PROBLEM STATEMENT: Count the lines below that contain the word "points", and give only that number.

Collected data:
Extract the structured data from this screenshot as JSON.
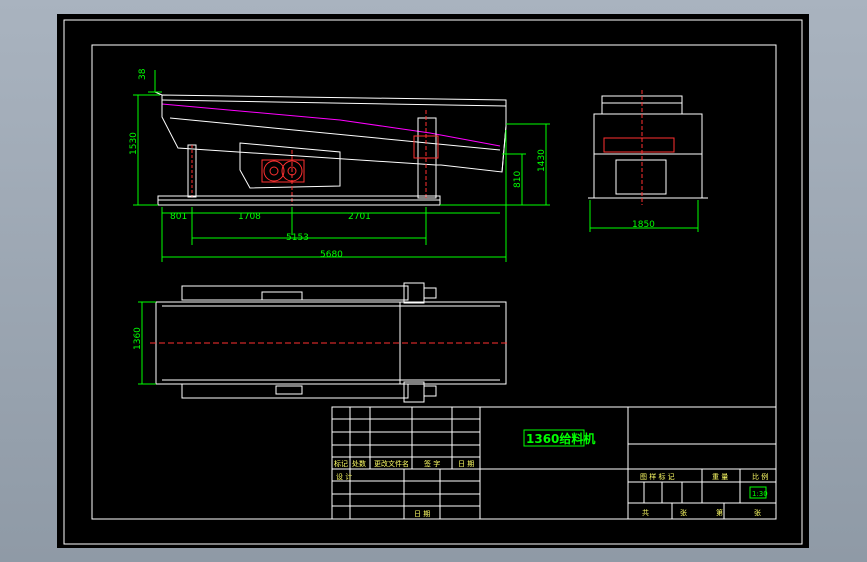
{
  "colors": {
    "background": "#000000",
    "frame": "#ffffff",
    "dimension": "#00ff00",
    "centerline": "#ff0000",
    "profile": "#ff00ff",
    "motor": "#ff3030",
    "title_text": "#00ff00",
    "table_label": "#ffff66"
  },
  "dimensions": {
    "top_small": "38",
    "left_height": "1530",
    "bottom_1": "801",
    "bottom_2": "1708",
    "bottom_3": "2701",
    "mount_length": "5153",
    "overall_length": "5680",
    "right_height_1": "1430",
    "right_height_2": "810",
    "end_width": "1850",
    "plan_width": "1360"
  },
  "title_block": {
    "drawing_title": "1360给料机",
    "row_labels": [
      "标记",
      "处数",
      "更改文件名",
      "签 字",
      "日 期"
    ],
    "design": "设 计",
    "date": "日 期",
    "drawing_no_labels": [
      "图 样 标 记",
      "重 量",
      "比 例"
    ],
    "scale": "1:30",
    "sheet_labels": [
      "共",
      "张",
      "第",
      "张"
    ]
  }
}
==
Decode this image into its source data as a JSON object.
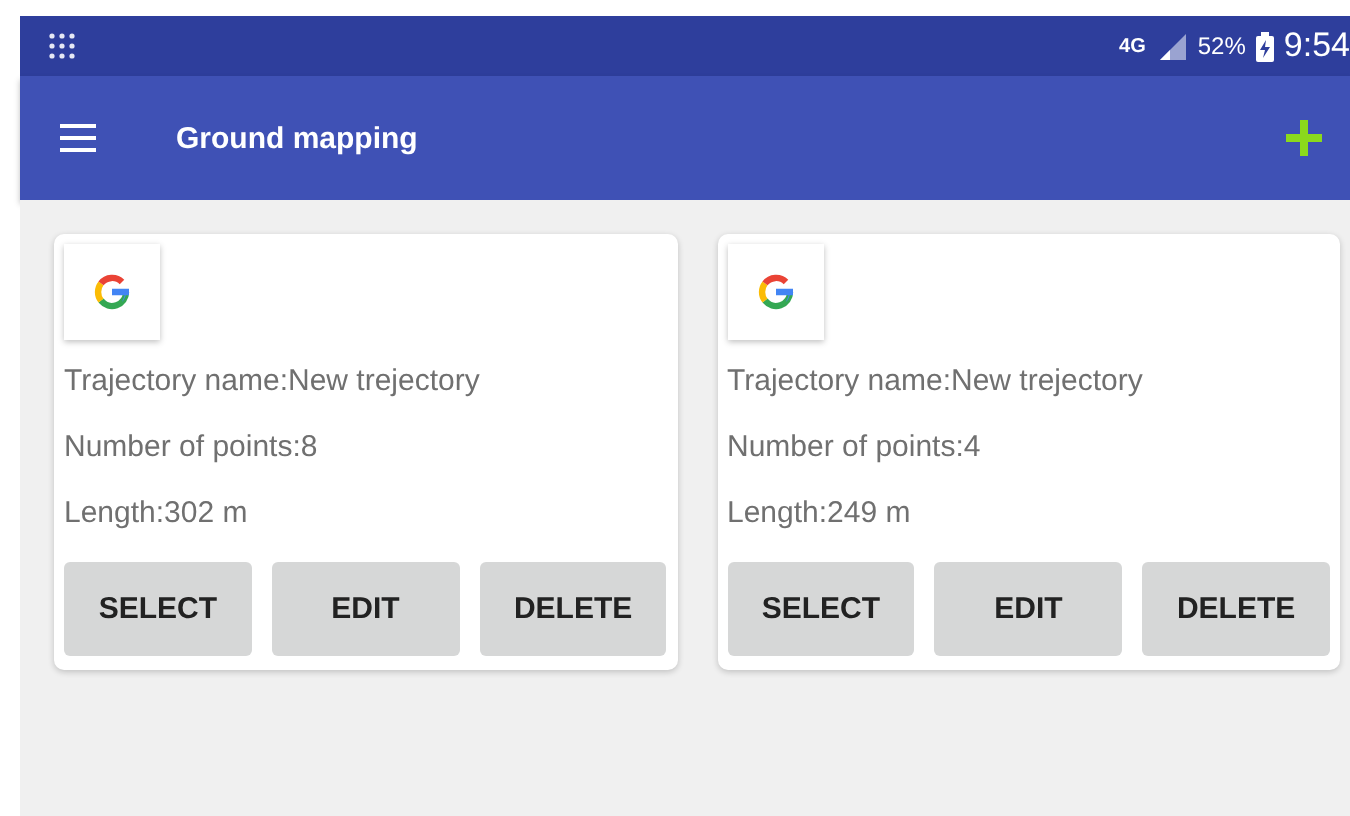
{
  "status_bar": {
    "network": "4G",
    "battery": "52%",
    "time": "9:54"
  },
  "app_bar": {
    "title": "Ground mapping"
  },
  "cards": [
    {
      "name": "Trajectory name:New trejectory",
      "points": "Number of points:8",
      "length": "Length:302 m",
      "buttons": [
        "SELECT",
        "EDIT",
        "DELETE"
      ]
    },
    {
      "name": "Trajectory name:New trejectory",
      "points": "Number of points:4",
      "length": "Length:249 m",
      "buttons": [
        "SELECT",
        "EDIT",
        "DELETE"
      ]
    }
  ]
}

EXPECTED ANSWER: 2